* **WHAT TO DO**: Give the number of lines holding the string "properly", and nothing else.

* **SOURCE RECORDS**:
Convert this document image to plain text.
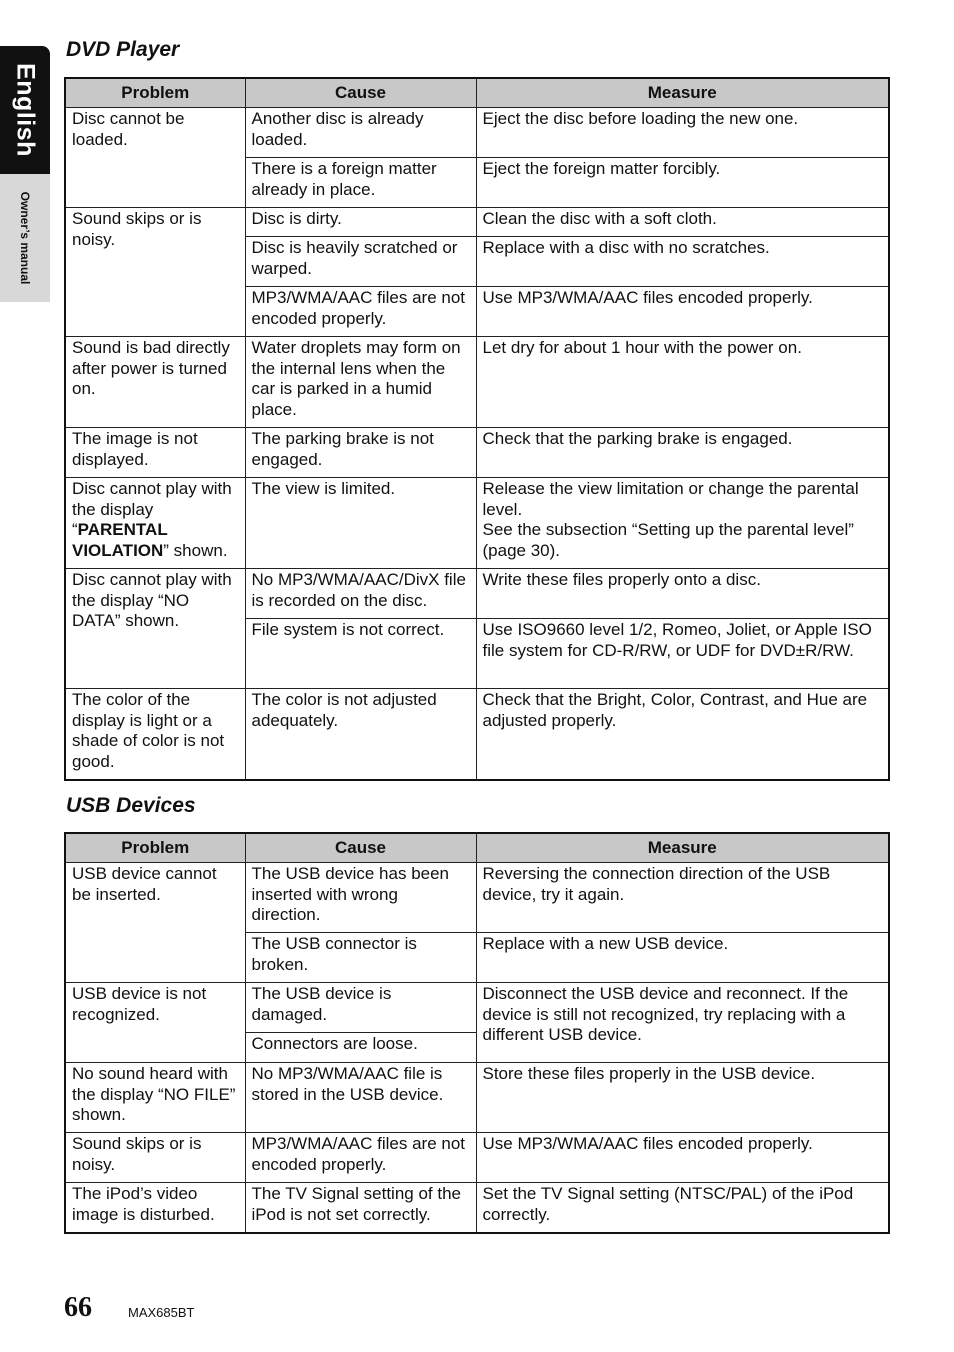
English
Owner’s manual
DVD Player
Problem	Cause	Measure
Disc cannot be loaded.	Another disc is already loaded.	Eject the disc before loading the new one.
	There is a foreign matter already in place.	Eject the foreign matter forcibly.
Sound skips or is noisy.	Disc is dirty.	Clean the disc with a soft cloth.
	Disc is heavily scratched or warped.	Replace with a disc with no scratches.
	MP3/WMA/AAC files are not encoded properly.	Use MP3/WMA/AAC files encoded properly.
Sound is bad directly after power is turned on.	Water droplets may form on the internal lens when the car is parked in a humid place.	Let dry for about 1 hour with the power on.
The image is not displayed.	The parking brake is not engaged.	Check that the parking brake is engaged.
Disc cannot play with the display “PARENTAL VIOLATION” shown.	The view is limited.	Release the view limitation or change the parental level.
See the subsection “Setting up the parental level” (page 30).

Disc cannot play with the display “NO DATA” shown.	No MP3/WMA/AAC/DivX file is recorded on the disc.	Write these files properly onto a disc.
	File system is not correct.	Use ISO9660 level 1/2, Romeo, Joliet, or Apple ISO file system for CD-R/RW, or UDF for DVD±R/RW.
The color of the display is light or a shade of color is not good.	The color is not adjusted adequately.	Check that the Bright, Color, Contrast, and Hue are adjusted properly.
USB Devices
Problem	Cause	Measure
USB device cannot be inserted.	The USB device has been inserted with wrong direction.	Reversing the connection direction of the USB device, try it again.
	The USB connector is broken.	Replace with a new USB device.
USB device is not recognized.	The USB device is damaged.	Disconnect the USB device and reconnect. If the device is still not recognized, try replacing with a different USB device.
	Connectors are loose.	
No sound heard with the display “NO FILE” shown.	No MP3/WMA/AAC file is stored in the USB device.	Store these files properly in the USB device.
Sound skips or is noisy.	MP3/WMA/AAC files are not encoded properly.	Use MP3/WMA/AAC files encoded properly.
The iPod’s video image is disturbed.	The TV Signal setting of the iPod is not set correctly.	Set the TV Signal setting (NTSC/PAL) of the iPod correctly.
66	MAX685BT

* **EXERCISE RESPONSE**: 5